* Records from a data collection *
::::

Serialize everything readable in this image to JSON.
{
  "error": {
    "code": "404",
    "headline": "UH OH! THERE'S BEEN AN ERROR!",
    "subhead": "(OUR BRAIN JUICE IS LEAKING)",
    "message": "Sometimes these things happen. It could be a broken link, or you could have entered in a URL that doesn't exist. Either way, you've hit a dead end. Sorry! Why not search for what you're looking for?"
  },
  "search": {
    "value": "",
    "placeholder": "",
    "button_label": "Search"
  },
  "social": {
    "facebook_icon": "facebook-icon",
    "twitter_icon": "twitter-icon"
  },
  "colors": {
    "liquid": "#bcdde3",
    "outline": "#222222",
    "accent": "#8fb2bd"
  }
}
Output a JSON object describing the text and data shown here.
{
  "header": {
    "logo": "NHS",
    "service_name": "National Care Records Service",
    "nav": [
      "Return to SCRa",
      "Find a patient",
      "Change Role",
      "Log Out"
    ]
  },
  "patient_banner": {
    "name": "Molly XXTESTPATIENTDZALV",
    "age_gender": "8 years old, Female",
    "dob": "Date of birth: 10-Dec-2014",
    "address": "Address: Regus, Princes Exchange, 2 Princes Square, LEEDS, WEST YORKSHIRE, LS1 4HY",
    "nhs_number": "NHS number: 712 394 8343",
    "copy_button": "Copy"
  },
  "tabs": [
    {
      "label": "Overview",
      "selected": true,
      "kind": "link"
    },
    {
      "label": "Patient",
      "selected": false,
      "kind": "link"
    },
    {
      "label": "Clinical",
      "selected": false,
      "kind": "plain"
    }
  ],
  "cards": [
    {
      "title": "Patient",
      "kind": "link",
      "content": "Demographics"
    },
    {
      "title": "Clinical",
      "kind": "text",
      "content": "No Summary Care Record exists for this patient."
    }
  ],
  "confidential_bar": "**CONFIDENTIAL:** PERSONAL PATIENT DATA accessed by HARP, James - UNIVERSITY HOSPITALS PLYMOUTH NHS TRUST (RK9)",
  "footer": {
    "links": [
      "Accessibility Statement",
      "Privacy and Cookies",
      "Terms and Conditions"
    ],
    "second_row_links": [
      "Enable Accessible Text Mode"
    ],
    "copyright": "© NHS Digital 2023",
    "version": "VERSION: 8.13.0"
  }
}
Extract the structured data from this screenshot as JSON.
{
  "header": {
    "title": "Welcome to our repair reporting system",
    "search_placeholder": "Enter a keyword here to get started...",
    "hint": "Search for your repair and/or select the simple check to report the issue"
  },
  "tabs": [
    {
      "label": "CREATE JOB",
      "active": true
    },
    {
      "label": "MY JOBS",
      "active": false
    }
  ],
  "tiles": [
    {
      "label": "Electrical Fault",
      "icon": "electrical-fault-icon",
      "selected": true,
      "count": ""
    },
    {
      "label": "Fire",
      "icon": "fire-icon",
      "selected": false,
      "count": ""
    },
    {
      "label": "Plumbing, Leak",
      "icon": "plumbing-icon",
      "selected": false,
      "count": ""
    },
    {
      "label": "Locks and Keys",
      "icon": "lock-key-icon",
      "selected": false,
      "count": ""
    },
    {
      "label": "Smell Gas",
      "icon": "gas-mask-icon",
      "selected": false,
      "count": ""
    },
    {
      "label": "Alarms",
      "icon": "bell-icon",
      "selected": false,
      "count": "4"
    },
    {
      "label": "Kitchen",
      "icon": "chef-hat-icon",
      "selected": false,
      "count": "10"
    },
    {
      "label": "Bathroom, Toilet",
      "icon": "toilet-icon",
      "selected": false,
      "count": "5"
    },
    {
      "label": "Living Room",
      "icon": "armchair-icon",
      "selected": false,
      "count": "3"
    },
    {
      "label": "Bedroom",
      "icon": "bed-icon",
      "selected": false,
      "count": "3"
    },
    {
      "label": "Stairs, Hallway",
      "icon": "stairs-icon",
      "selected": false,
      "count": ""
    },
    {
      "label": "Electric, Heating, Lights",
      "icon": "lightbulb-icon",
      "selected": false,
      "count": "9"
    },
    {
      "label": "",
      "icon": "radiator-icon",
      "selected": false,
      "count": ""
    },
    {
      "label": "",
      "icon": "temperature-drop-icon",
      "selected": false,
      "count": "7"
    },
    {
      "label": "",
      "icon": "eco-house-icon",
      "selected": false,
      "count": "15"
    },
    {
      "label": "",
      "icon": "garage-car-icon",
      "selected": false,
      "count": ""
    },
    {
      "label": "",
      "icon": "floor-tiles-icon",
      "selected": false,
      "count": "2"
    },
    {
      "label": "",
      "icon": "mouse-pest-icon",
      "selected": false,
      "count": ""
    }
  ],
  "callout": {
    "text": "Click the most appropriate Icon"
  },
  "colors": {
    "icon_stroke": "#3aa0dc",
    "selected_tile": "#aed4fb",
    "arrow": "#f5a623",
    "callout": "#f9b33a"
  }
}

::::

* What to produce *
Retype all the material above precisely, with no line left out.

* Result for this task *
Serialize everything readable in this image to JSON.
{
  "error": {
    "code": "404",
    "headline": "UH OH! THERE'S BEEN AN ERROR!",
    "subhead": "(OUR BRAIN JUICE IS LEAKING)",
    "message": "Sometimes these things happen. It could be a broken link, or you could have entered in a URL that doesn't exist. Either way, you've hit a dead end. Sorry! Why not search for what you're looking for?"
  },
  "search": {
    "value": "",
    "placeholder": "",
    "button_label": "Search"
  },
  "social": {
    "facebook_icon": "facebook-icon",
    "twitter_icon": "twitter-icon"
  },
  "colors": {
    "liquid": "#bcdde3",
    "outline": "#222222",
    "accent": "#8fb2bd"
  }
}
Output a JSON object describing the text and data shown here.
{
  "header": {
    "logo": "NHS",
    "service_name": "National Care Records Service",
    "nav": [
      "Return to SCRa",
      "Find a patient",
      "Change Role",
      "Log Out"
    ]
  },
  "patient_banner": {
    "name": "Molly XXTESTPATIENTDZALV",
    "age_gender": "8 years old, Female",
    "dob": "Date of birth: 10-Dec-2014",
    "address": "Address: Regus, Princes Exchange, 2 Princes Square, LEEDS, WEST YORKSHIRE, LS1 4HY",
    "nhs_number": "NHS number: 712 394 8343",
    "copy_button": "Copy"
  },
  "tabs": [
    {
      "label": "Overview",
      "selected": true,
      "kind": "link"
    },
    {
      "label": "Patient",
      "selected": false,
      "kind": "link"
    },
    {
      "label": "Clinical",
      "selected": false,
      "kind": "plain"
    }
  ],
  "cards": [
    {
      "title": "Patient",
      "kind": "link",
      "content": "Demographics"
    },
    {
      "title": "Clinical",
      "kind": "text",
      "content": "No Summary Care Record exists for this patient."
    }
  ],
  "confidential_bar": "**CONFIDENTIAL:** PERSONAL PATIENT DATA accessed by HARP, James - UNIVERSITY HOSPITALS PLYMOUTH NHS TRUST (RK9)",
  "footer": {
    "links": [
      "Accessibility Statement",
      "Privacy and Cookies",
      "Terms and Conditions"
    ],
    "second_row_links": [
      "Enable Accessible Text Mode"
    ],
    "copyright": "© NHS Digital 2023",
    "version": "VERSION: 8.13.0"
  }
}
Extract the structured data from this screenshot as JSON.
{
  "header": {
    "title": "Welcome to our repair reporting system",
    "search_placeholder": "Enter a keyword here to get started...",
    "hint": "Search for your repair and/or select the simple check to report the issue"
  },
  "tabs": [
    {
      "label": "CREATE JOB",
      "active": true
    },
    {
      "label": "MY JOBS",
      "active": false
    }
  ],
  "tiles": [
    {
      "label": "Electrical Fault",
      "icon": "electrical-fault-icon",
      "selected": true,
      "count": ""
    },
    {
      "label": "Fire",
      "icon": "fire-icon",
      "selected": false,
      "count": ""
    },
    {
      "label": "Plumbing, Leak",
      "icon": "plumbing-icon",
      "selected": false,
      "count": ""
    },
    {
      "label": "Locks and Keys",
      "icon": "lock-key-icon",
      "selected": false,
      "count": ""
    },
    {
      "label": "Smell Gas",
      "icon": "gas-mask-icon",
      "selected": false,
      "count": ""
    },
    {
      "label": "Alarms",
      "icon": "bell-icon",
      "selected": false,
      "count": "4"
    },
    {
      "label": "Kitchen",
      "icon": "chef-hat-icon",
      "selected": false,
      "count": "10"
    },
    {
      "label": "Bathroom, Toilet",
      "icon": "toilet-icon",
      "selected": false,
      "count": "5"
    },
    {
      "label": "Living Room",
      "icon": "armchair-icon",
      "selected": false,
      "count": "3"
    },
    {
      "label": "Bedroom",
      "icon": "bed-icon",
      "selected": false,
      "count": "3"
    },
    {
      "label": "Stairs, Hallway",
      "icon": "stairs-icon",
      "selected": false,
      "count": ""
    },
    {
      "label": "Electric, Heating, Lights",
      "icon": "lightbulb-icon",
      "selected": false,
      "count": "9"
    },
    {
      "label": "",
      "icon": "radiator-icon",
      "selected": false,
      "count": ""
    },
    {
      "label": "",
      "icon": "temperature-drop-icon",
      "selected": false,
      "count": "7"
    },
    {
      "label": "",
      "icon": "eco-house-icon",
      "selected": false,
      "count": "15"
    },
    {
      "label": "",
      "icon": "garage-car-icon",
      "selected": false,
      "count": ""
    },
    {
      "label": "",
      "icon": "floor-tiles-icon",
      "selected": false,
      "count": "2"
    },
    {
      "label": "",
      "icon": "mouse-pest-icon",
      "selected": false,
      "count": ""
    }
  ],
  "callout": {
    "text": "Click the most appropriate Icon"
  },
  "colors": {
    "icon_stroke": "#3aa0dc",
    "selected_tile": "#aed4fb",
    "arrow": "#f5a623",
    "callout": "#f9b33a"
  }
}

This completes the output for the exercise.